## ARTICLE
Jiří Georg Dokoupil

Dokoupil: The Magnificent Restlessness of Pure Freedom
Artist Spotlight · The Collection Editorial
There is a particular kind of artist who refuses the comfort of a signature style, who treats the entire history of art as an open invitation rather than a set of constraints. Jiří Georg Dokoupil is that artist, and right now, with renewed institutional interest in the Neo Expressionist generation and a vigorous secondary market for works from the Cologne scene of the 1980s, his reputation is enjoying a richly deserved reassessment. Collectors who encountered his work decades ago are returning to it with fresh eyes, and a younger generation of buyers is discovering, often with something like shock, just how prescient and alive his practice remains. Dokoupil was born in 1954 in Krnov, in what was then Czechoslovakia, and his early years were shaped by the particular atmosphere of Central European cultural life under socialist governance, a world in which art carried both weight and risk.

Jiří Georg Dokoupil
soap-lye and pigments on canvas, 2013
His family moved to Germany when he was a teenager, and he eventually made his way to Cologne, that postwar crucible of contemporary art where Joseph Beuys had electrified an entire generation and the city's galleries were among the most intellectually serious in the world. Dokoupil also spent time studying in New York, absorbing the energy of American art without ever surrendering his European sensibility. That dual formation, at once deeply rooted in the German avant garde and genuinely open to transatlantic influence, gave him a perspective that few of his contemporaries could match. In the early 1980s, Dokoupil became a founding member of Mülheimer Freiheit, a loose collective of Cologne based artists whose name referenced their shared studio address on Mülheimer Freiheit street.
Alongside Hans Peter Adamski, Peter Bömmels, Walter Dahn, Gerhard Naschberger, and Gerard Kever, Dokoupil helped define a strain of Neo Expressionism that was simultaneously earnest and ironic, emotionally raw and intellectually playful. The group's exhibitions in Cologne and beyond drew immediate attention, arriving at a moment when painting itself was being proclaimed both dead and urgently alive, and when figures like Georg Baselitz, A.R. Penck, and the Italian Transavanguardia painters were reshaping what figurative art could mean.

Jiří Georg Dokoupil
soap-lye and pigments on canvas, 2013
Mülheimer Freiheit occupied its own distinct position within that conversation, looser and more provisional than the established German masters, more concerned with process than with myth. What has always distinguished Dokoupil from his contemporaries is his extraordinary, almost restless appetite for material experimentation. While others committed to a recognizable language, Dokoupil kept moving, adopting and abandoning techniques the way some artists adopt and abandon subjects. He has made paintings using soot deposited by burning candles, creating atmospheric, almost photographic images from pure combustion.

## DATA EXCERPT
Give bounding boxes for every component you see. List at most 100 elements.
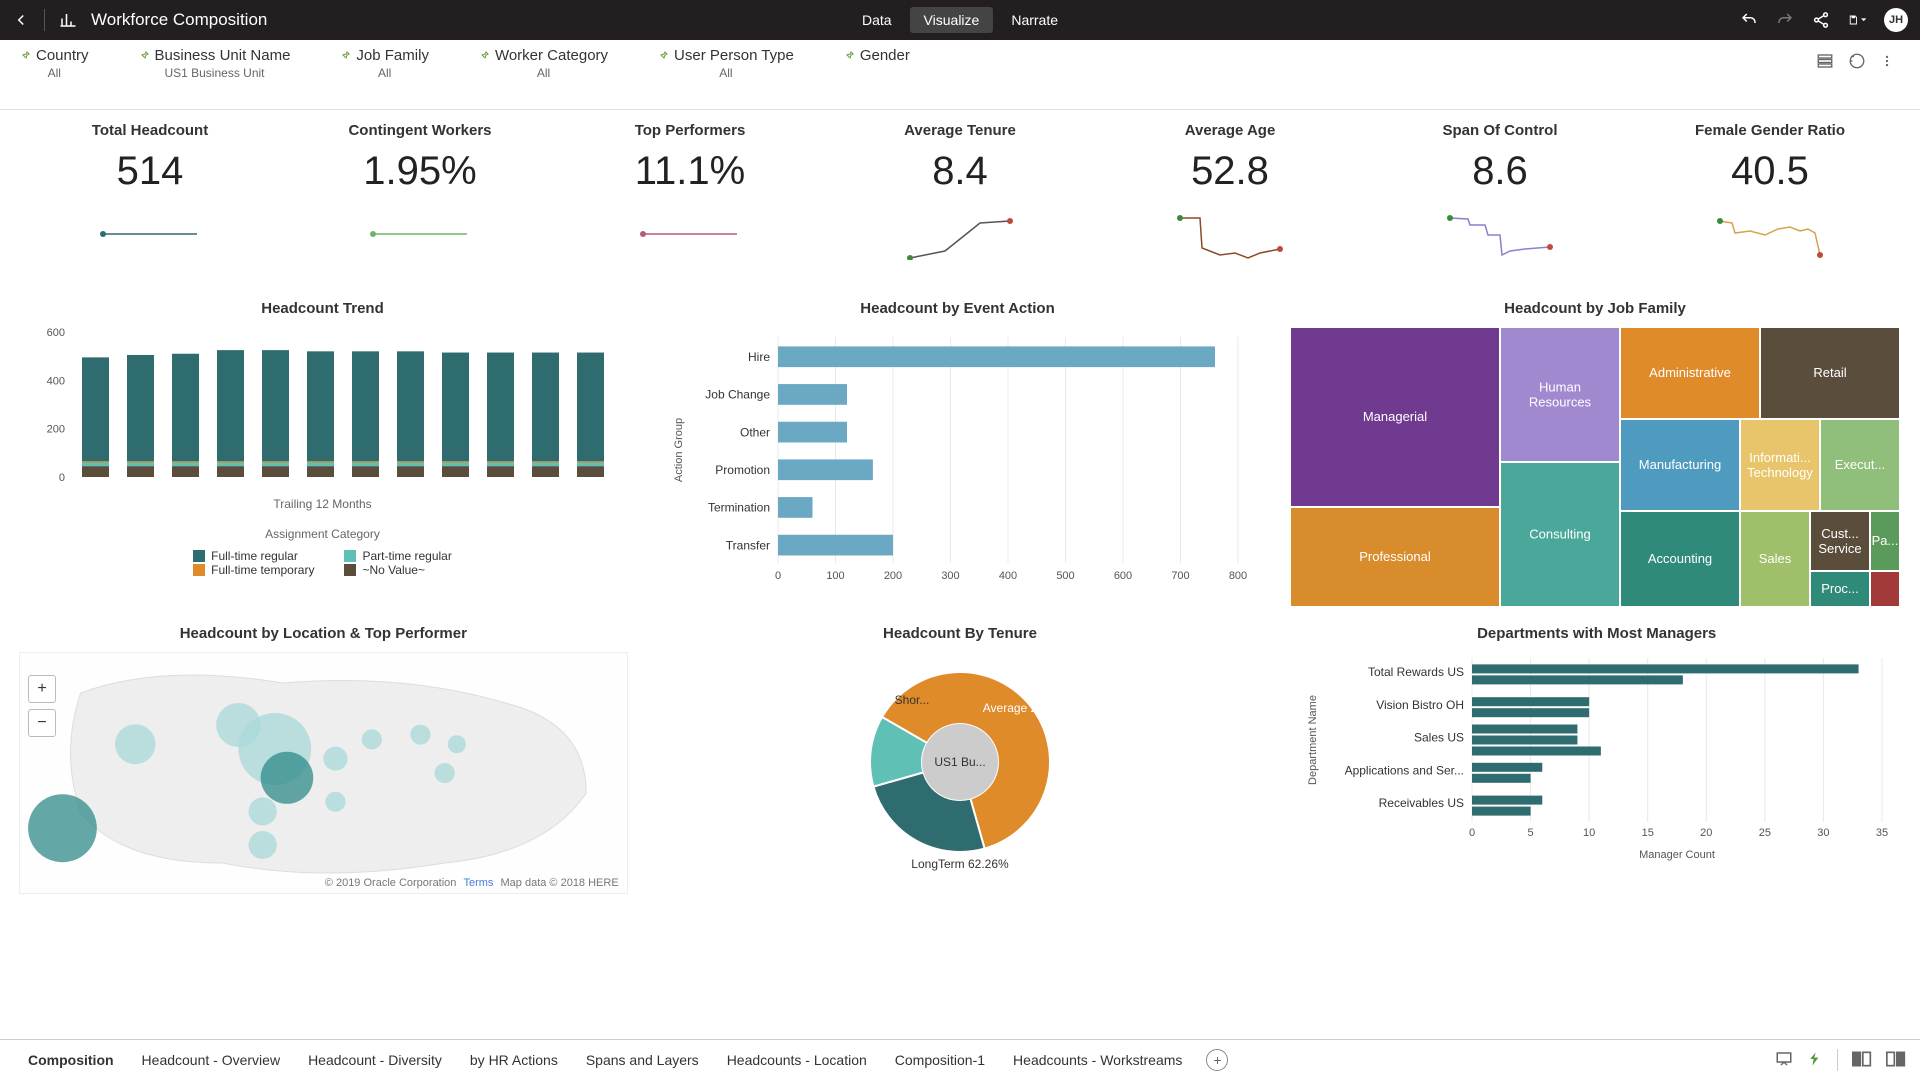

## WRITTEN PROBLEM 1
Reproduce word for word everything in the Dokoupil article from "Alongside Hans Peter" down to "art could mean.".
## WRITTEN PROBLEM 2
Write the next part of the article on Jiří Georg Dokoupil, picking up after its last sentence.

## EXPECTED ANSWER 1
Alongside Hans Peter Adamski, Peter Bömmels, Walter Dahn, Gerhard Naschberger, and Gerard Kever, Dokoupil helped define a strain of Neo Expressionism that was simultaneously earnest and ironic, emotionally raw and intellectually playful. The group's exhibitions in Cologne and beyond drew immediate attention, arriving at a moment when painting itself was being proclaimed both dead and urgently alive, and when figures like Georg Baselitz, A.R. Penck, and the Italian Transavanguardia painters were reshaping what figurative art could mean.

## EXPECTED ANSWER 2
He has worked with soap bubbles, allowing their iridescent geometry to leave traces on prepared surfaces, generating compositions of startling delicacy and optical complexity. His soap lye and pigment paintings, works in which the very medium seems to breathe and shift, have become among the most recognized expressions of his mature practice. These are not gimmicks or provocations. They are serious investigations into what paint can do when it is no longer entirely under the artist's control, when chance and chemistry become collaborators.

Jiří Georg Dokoupil
Bubbles, 2008
Among the works that best represent Dokoupil's achievement, the Bubbles series occupies a place of special distinction. The 2008 Bubbles work exemplifies his ability to turn a seemingly ephemeral gesture into something monumental and enduring. Soap bubbles, those ultimate symbols of transience, are rendered with a precision and luminosity that transforms fragility into grandeur. His soap lye and pigment on canvas works from 2013 and the Azul De Juana series from 2015 demonstrate a similarly profound engagement with color as substance rather than decoration.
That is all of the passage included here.